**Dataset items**
• • •

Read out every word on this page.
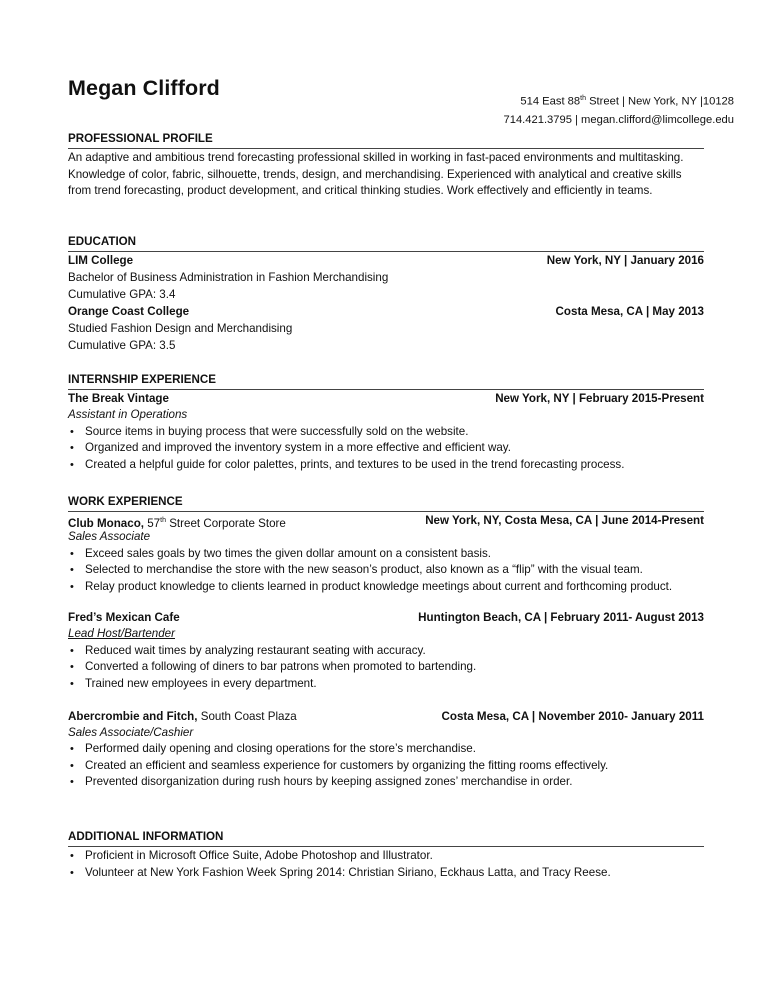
Megan Clifford
514 East 88th Street | New York, NY |10128
714.421.3795 | megan.clifford@limcollege.edu
PROFESSIONAL PROFILE
An adaptive and ambitious trend forecasting professional skilled in working in fast-paced environments and multitasking. Knowledge of color, fabric, silhouette, trends, design, and merchandising. Experienced with analytical and creative skills from trend forecasting, product development, and critical thinking studies. Work effectively and efficiently in teams.
EDUCATION
LIM College	New York, NY | January 2016
Bachelor of Business Administration in Fashion Merchandising
Cumulative GPA: 3.4
Orange Coast College	Costa Mesa, CA | May 2013
Studied Fashion Design and Merchandising
Cumulative GPA: 3.5
INTERNSHIP EXPERIENCE
The Break Vintage	New York, NY | February 2015-Present
Assistant in Operations
• Source items in buying process that were successfully sold on the website.
• Organized and improved the inventory system in a more effective and efficient way.
• Created a helpful guide for color palettes, prints, and textures to be used in the trend forecasting process.
WORK EXPERIENCE
Club Monaco, 57th Street Corporate Store	New York, NY, Costa Mesa, CA | June 2014-Present
Sales Associate
• Exceed sales goals by two times the given dollar amount on a consistent basis.
• Selected to merchandise the store with the new season’s product, also known as a “flip” with the visual team.
• Relay product knowledge to clients learned in product knowledge meetings about current and forthcoming product.
Fred’s Mexican Cafe	Huntington Beach, CA | February 2011- August 2013
Lead Host/Bartender
• Reduced wait times by analyzing restaurant seating with accuracy.
• Converted a following of diners to bar patrons when promoted to bartending.
• Trained new employees in every department.
Abercrombie and Fitch, South Coast Plaza	Costa Mesa, CA | November 2010- January 2011
Sales Associate/Cashier
• Performed daily opening and closing operations for the store’s merchandise.
• Created an efficient and seamless experience for customers by organizing the fitting rooms effectively.
• Prevented disorganization during rush hours by keeping assigned zones’ merchandise in order.
ADDITIONAL INFORMATION
• Proficient in Microsoft Office Suite, Adobe Photoshop and Illustrator.
• Volunteer at New York Fashion Week Spring 2014: Christian Siriano, Eckhaus Latta, and Tracy Reese.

• • •

**WHAT IS NEEDED**
Among the lines of the material, find those that hold the word "times" and copy them.

**OUTPUT OF THE TASK**
• Exceed sales goals by two times the given dollar amount on a consistent basis.
• Reduced wait times by analyzing restaurant seating with accuracy.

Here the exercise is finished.